## Begin Entries supplied
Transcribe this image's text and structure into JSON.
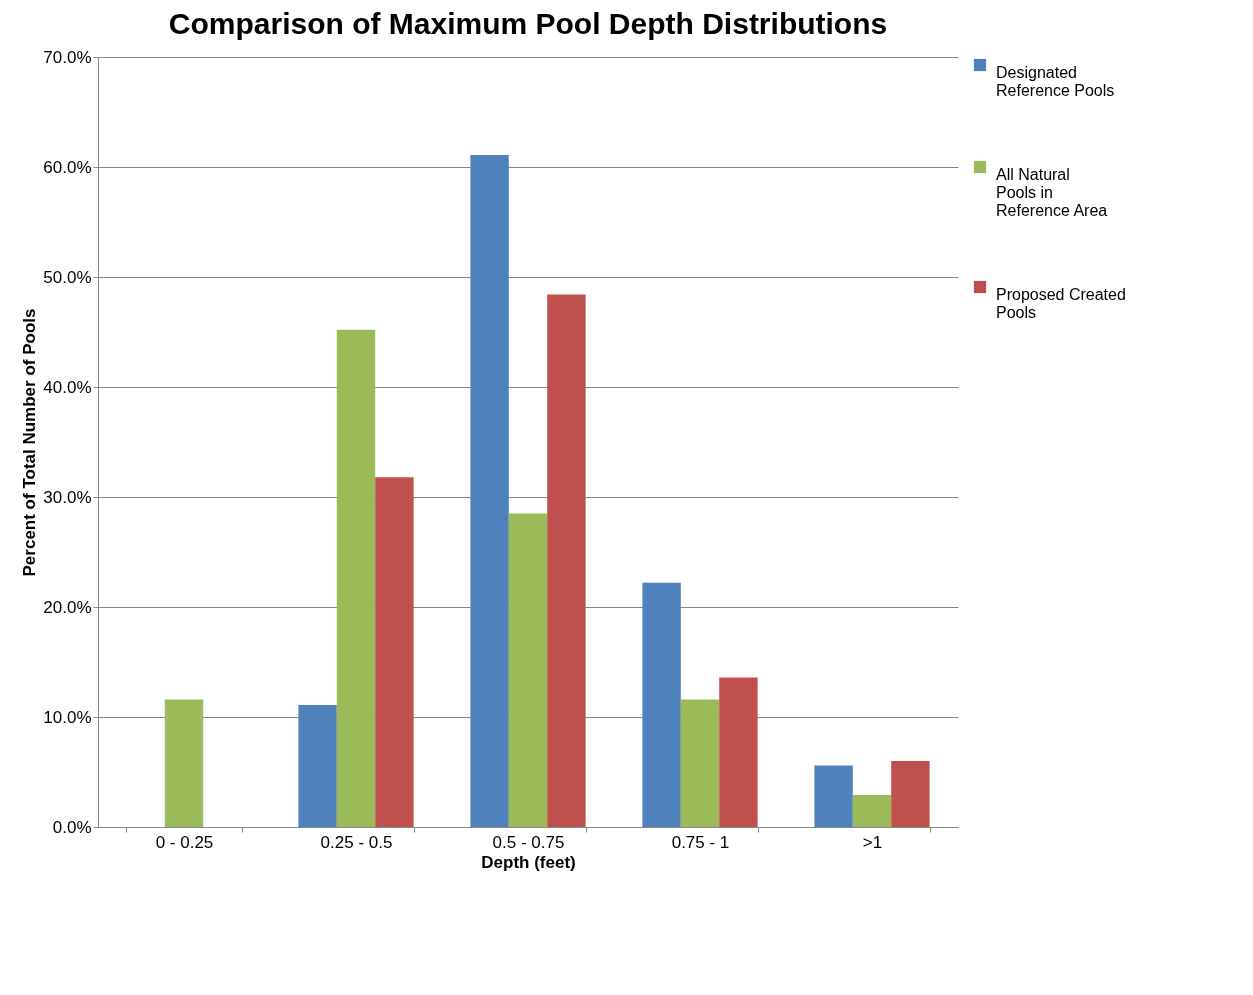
{
  "chart_data": {
    "type": "bar",
    "title": "Comparison of Maximum Pool Depth Distributions",
    "xlabel": "Depth (feet)",
    "ylabel": "Percent of Total Number of  Pools",
    "categories": [
      "0 - 0.25",
      "0.25 - 0.5",
      "0.5 - 0.75",
      "0.75 - 1",
      ">1"
    ],
    "series": [
      {
        "name": "Designated Reference Pools",
        "color": "#4f81bd",
        "values": [
          null,
          11.1,
          61.1,
          22.2,
          5.6
        ]
      },
      {
        "name": "All Natural Pools in Reference Area",
        "color": "#9bbb59",
        "values": [
          11.6,
          45.2,
          28.5,
          11.6,
          2.9
        ]
      },
      {
        "name": "Proposed Created Pools",
        "color": "#c0504d",
        "values": [
          null,
          31.8,
          48.4,
          13.6,
          6.0
        ]
      }
    ],
    "ylim": [
      0,
      70
    ],
    "yticks": [
      {
        "value": 0,
        "label": "0.0%"
      },
      {
        "value": 10,
        "label": "10.0%"
      },
      {
        "value": 20,
        "label": "20.0%"
      },
      {
        "value": 30,
        "label": "30.0%"
      },
      {
        "value": 40,
        "label": "40.0%"
      },
      {
        "value": 50,
        "label": "50.0%"
      },
      {
        "value": 60,
        "label": "60.0%"
      },
      {
        "value": 70,
        "label": "70.0%"
      }
    ],
    "grid": "y",
    "legend": "right"
  }
}
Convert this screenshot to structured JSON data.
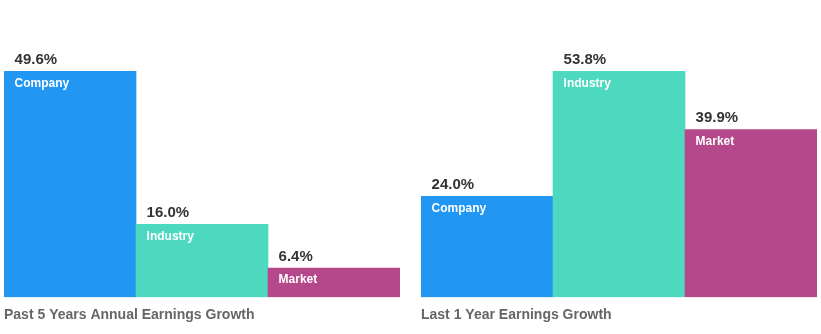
{
  "chart_data": [
    {
      "type": "bar",
      "title": "Past 5 Years Annual Earnings Growth",
      "categories": [
        "Company",
        "Industry",
        "Market"
      ],
      "values": [
        49.6,
        16.0,
        6.4
      ],
      "value_labels": [
        "49.6%",
        "16.0%",
        "6.4%"
      ],
      "colors": [
        "#2196f3",
        "#4dd9c0",
        "#b5488a"
      ],
      "ylim": [
        0,
        63.488
      ],
      "grid": false,
      "legend": false,
      "tick_labels": false,
      "data_labels": true
    },
    {
      "type": "bar",
      "title": "Last 1 Year Earnings Growth",
      "categories": [
        "Company",
        "Industry",
        "Market"
      ],
      "values": [
        24.0,
        53.8,
        39.9
      ],
      "value_labels": [
        "24.0%",
        "53.8%",
        "39.9%"
      ],
      "colors": [
        "#2196f3",
        "#4dd9c0",
        "#b5488a"
      ],
      "ylim": [
        0,
        68.864
      ],
      "grid": false,
      "legend": false,
      "tick_labels": false,
      "data_labels": true
    }
  ]
}
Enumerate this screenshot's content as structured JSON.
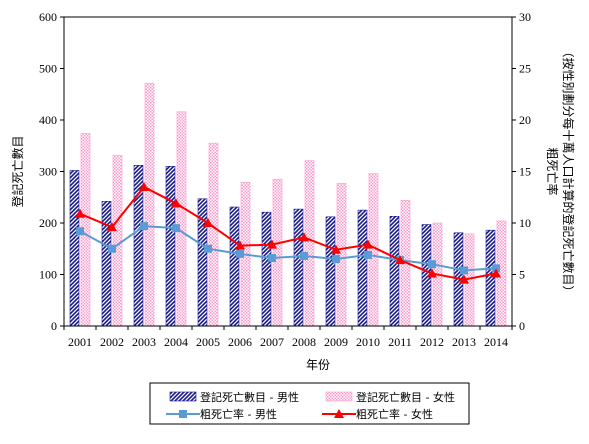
{
  "chart_data": {
    "type": "bar",
    "categories": [
      "2001",
      "2002",
      "2003",
      "2004",
      "2005",
      "2006",
      "2007",
      "2008",
      "2009",
      "2010",
      "2011",
      "2012",
      "2013",
      "2014"
    ],
    "series": [
      {
        "name": "登記死亡數目 - 男性",
        "kind": "bar",
        "axis": "left",
        "color": "#1a1a8c",
        "values": [
          302,
          242,
          312,
          310,
          247,
          231,
          221,
          227,
          212,
          225,
          213,
          197,
          181,
          186
        ]
      },
      {
        "name": "登記死亡數目 - 女性",
        "kind": "bar",
        "axis": "left",
        "color": "#ff99cc",
        "values": [
          374,
          331,
          471,
          416,
          355,
          279,
          285,
          321,
          277,
          296,
          244,
          200,
          179,
          204
        ]
      },
      {
        "name": "粗死亡率 - 男性",
        "kind": "line",
        "axis": "right",
        "color": "#5b9bd5",
        "values": [
          9.2,
          7.5,
          9.7,
          9.5,
          7.5,
          7.0,
          6.6,
          6.8,
          6.5,
          6.9,
          6.4,
          6.0,
          5.4,
          5.6
        ]
      },
      {
        "name": "粗死亡率 - 女性",
        "kind": "line",
        "axis": "right",
        "color": "#ff0000",
        "values": [
          10.9,
          9.6,
          13.5,
          11.9,
          10.0,
          7.8,
          7.9,
          8.6,
          7.4,
          7.9,
          6.4,
          5.1,
          4.5,
          5.1
        ]
      }
    ],
    "ylabel": "登記死亡數目",
    "ylabel_right": "粗死亡率\n（按性別劃分每十萬人口計算的登記死亡數目）",
    "xlabel": "年份",
    "ylim": [
      0,
      600
    ],
    "ylim_right": [
      0,
      30
    ],
    "y_ticks": [
      "0",
      "100",
      "200",
      "300",
      "400",
      "500",
      "600"
    ],
    "y_ticks_right": [
      "0",
      "5",
      "10",
      "15",
      "20",
      "25",
      "30"
    ],
    "grid": false,
    "legend_position": "bottom"
  }
}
## End Entries supplied
Problem to solve → Copy each line of the records above that carries the word "title".

Reply to the task →
    "title": "Comparison of Maximum Pool Depth Distributions",
      "title": "Past 5 Years Annual Earnings Growth",
      "title": "Last 1 Year Earnings Growth",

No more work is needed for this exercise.